== Exercise requirements ==
Search the material below for the string "Votre" and extract each line that has it.

== Records shown ==
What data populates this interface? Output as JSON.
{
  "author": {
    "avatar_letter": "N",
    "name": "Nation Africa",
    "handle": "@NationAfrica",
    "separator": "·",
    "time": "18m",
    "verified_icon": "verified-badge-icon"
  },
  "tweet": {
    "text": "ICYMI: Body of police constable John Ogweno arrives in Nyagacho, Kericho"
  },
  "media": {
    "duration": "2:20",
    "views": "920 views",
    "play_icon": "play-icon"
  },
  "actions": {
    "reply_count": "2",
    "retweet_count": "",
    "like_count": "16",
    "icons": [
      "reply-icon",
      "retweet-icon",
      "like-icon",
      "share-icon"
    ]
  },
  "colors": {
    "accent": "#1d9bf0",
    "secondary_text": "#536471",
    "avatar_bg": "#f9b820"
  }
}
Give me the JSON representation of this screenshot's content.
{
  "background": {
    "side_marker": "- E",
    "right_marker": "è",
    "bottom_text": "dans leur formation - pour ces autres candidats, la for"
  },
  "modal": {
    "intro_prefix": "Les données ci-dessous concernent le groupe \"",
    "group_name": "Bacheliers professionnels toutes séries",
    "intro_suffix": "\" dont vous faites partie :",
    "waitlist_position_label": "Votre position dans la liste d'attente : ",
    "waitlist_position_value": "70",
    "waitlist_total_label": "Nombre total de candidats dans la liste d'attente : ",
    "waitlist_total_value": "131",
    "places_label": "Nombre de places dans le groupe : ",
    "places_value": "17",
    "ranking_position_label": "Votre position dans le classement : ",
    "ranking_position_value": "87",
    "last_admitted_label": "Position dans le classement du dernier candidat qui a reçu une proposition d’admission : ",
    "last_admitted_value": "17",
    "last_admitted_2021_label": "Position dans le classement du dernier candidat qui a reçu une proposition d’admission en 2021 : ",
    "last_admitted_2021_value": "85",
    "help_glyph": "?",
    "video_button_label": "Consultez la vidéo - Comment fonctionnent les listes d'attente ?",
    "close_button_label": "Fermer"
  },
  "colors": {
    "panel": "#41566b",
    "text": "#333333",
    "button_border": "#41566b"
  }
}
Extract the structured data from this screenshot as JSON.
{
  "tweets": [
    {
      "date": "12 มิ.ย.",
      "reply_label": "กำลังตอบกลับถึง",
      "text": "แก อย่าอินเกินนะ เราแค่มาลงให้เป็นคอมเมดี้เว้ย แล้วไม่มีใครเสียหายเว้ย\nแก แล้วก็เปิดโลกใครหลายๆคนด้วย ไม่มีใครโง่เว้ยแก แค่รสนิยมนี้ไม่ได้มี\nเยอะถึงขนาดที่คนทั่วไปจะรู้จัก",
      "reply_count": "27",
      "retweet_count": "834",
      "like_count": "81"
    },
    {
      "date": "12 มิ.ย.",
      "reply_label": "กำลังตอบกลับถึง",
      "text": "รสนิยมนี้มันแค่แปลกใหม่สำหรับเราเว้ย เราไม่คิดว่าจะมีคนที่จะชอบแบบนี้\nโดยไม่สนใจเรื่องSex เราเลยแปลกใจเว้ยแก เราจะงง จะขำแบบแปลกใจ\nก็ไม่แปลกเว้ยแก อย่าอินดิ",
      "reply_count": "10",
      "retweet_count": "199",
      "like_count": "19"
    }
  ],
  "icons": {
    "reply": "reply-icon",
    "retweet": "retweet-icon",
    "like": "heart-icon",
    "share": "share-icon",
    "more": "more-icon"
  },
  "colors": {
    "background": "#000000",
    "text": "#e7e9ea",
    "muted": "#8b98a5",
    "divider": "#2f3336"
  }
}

== Result of the task ==
    "waitlist_position_label": "Votre position dans la liste d'attente : ",
    "ranking_position_label": "Votre position dans le classement : ",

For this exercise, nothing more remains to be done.